## TASK BRIEF
Copy the records word for word, from their first line through the line containing "- signup-link[interactable]: Sign", including both.

## EXCERPTED RECORDS

↓

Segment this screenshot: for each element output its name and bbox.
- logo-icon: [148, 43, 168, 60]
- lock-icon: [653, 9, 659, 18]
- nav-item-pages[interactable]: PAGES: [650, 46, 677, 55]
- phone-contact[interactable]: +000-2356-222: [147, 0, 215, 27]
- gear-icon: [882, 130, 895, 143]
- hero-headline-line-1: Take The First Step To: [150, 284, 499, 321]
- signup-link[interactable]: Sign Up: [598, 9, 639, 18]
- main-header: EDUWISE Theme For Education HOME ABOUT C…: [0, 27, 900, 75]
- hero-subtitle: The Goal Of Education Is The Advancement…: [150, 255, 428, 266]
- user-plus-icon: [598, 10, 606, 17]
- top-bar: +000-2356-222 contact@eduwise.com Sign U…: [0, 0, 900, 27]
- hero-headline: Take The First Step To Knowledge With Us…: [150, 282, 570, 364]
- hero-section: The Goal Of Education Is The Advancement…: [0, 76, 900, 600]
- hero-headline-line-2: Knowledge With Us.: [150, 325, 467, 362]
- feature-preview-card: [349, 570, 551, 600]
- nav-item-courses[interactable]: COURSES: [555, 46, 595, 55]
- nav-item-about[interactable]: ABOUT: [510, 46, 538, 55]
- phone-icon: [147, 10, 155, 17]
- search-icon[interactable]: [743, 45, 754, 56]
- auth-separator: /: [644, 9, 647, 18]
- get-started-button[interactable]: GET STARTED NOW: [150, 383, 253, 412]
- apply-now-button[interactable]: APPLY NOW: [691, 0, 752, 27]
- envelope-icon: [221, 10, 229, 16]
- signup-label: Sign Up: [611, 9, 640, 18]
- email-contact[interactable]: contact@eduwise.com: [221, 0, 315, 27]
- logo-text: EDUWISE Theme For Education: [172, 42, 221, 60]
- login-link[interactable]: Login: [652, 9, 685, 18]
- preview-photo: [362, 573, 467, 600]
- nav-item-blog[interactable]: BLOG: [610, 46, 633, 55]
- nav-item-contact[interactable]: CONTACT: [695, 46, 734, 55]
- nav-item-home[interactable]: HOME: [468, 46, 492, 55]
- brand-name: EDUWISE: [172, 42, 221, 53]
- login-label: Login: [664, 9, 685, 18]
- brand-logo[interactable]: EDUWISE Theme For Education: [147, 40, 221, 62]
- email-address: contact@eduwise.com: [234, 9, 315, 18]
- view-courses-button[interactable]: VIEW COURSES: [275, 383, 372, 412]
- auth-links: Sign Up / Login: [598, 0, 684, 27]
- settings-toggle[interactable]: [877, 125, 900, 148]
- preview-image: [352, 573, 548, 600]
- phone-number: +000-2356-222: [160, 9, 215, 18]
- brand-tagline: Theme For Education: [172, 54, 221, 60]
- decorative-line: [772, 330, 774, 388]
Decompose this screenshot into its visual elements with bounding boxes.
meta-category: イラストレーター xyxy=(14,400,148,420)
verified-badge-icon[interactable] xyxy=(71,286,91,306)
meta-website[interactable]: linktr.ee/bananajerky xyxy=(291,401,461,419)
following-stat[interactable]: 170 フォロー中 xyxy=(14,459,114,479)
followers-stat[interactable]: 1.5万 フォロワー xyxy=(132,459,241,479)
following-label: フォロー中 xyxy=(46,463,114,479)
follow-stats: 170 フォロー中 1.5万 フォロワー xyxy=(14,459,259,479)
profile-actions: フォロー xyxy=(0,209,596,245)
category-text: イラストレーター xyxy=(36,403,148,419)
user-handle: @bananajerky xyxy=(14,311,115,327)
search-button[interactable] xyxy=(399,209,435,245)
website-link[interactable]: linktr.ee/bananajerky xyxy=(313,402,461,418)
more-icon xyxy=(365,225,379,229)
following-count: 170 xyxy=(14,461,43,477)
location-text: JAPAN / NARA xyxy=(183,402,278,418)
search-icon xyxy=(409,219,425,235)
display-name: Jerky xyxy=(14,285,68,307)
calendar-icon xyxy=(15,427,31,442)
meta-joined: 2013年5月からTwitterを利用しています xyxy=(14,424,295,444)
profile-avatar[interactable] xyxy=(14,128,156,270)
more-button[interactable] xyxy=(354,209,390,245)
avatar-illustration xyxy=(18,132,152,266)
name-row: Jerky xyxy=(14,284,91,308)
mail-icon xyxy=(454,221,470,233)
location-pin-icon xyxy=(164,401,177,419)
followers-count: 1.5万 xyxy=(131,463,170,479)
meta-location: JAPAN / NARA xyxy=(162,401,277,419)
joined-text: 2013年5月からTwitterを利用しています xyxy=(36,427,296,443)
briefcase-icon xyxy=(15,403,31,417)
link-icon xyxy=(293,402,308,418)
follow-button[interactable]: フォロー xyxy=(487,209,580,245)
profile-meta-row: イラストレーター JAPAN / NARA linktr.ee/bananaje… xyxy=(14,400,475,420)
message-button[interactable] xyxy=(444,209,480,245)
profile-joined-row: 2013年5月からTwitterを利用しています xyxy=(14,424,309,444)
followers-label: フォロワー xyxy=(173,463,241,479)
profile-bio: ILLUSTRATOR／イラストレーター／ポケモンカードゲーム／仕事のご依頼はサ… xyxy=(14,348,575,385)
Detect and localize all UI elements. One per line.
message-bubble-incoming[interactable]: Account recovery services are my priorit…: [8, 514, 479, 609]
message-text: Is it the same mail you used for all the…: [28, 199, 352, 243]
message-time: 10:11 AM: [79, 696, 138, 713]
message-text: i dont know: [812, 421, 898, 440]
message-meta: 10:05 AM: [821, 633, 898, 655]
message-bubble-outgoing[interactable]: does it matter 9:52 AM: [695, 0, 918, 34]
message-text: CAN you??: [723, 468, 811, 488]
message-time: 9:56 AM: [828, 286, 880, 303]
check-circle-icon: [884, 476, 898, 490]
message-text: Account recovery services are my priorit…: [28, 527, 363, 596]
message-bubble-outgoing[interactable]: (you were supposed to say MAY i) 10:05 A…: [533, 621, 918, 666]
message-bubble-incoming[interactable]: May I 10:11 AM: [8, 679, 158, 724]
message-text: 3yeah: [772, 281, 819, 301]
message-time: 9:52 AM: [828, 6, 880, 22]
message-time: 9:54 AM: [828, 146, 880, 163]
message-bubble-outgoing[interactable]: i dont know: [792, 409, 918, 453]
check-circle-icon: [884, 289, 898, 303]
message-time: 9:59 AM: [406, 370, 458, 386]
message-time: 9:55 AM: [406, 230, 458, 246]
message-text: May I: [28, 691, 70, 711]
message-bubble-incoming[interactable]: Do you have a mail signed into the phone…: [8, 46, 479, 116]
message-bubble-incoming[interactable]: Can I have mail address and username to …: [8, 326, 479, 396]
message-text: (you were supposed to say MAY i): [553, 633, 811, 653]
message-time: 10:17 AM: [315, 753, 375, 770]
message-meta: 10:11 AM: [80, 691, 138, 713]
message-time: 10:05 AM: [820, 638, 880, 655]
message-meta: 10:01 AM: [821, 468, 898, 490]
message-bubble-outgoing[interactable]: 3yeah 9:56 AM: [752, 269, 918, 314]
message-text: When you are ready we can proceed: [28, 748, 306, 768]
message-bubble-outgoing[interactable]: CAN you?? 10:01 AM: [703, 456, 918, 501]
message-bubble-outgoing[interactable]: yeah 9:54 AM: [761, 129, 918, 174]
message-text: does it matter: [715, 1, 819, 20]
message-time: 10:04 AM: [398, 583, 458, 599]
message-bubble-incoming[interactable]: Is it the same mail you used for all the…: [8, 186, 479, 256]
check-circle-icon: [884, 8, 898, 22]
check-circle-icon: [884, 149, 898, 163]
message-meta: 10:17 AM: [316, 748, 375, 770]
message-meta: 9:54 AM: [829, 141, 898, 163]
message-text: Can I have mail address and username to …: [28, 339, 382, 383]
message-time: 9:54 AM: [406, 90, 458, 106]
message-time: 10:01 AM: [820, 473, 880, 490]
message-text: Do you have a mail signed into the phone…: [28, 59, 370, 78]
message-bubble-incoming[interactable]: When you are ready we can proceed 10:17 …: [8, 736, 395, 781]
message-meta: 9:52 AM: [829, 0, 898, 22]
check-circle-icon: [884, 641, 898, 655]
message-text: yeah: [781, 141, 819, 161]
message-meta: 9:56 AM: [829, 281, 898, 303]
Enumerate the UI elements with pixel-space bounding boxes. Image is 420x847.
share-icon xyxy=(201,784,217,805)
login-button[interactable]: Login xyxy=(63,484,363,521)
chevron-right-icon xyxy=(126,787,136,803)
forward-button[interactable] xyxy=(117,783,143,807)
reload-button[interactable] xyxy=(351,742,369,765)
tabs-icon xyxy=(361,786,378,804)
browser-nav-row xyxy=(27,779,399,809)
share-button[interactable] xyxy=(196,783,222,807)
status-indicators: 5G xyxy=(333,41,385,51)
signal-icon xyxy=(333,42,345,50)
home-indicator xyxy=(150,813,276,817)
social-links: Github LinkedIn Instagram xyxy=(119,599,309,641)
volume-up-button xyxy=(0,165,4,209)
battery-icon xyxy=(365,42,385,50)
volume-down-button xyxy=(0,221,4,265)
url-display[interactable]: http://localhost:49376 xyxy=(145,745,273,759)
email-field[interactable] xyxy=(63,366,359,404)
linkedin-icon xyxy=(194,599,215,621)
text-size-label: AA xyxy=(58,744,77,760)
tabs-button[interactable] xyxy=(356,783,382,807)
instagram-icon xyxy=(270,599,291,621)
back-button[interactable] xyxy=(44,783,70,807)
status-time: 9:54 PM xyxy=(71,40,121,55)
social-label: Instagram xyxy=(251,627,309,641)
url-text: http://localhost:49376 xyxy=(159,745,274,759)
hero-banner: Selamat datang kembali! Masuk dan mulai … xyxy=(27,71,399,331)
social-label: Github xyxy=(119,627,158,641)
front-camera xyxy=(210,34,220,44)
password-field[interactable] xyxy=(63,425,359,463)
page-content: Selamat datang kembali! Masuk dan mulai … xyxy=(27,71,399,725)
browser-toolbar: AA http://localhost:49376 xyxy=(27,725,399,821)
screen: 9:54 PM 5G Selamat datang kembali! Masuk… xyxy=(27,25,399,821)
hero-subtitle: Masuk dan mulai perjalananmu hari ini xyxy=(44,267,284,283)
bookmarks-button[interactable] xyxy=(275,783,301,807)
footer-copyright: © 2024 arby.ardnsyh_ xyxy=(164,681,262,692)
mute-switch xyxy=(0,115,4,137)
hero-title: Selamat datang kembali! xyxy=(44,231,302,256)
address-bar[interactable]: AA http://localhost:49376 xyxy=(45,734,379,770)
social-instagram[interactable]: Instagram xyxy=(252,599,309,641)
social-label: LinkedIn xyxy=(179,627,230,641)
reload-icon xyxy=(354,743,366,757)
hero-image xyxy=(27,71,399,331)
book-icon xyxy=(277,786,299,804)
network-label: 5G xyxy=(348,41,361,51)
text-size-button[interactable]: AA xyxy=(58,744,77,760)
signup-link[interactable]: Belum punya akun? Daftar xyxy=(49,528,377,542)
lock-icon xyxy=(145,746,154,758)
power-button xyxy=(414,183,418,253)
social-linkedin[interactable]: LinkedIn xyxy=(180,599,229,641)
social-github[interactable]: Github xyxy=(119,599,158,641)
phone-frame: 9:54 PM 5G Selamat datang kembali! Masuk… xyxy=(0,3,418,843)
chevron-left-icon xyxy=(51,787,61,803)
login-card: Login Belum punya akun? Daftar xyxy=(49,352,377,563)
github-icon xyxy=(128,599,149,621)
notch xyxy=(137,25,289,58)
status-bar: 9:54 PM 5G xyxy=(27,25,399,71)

↑

## EXPECTED ANSWER
Segment this screenshot: for each element output its name and bbox.
- logo-icon: [148, 43, 168, 60]
- lock-icon: [653, 9, 659, 18]
- nav-item-pages[interactable]: PAGES: [650, 46, 677, 55]
- phone-contact[interactable]: +000-2356-222: [147, 0, 215, 27]
- gear-icon: [882, 130, 895, 143]
- hero-headline-line-1: Take The First Step To: [150, 284, 499, 321]
- signup-link[interactable]: Sign Up: [598, 9, 639, 18]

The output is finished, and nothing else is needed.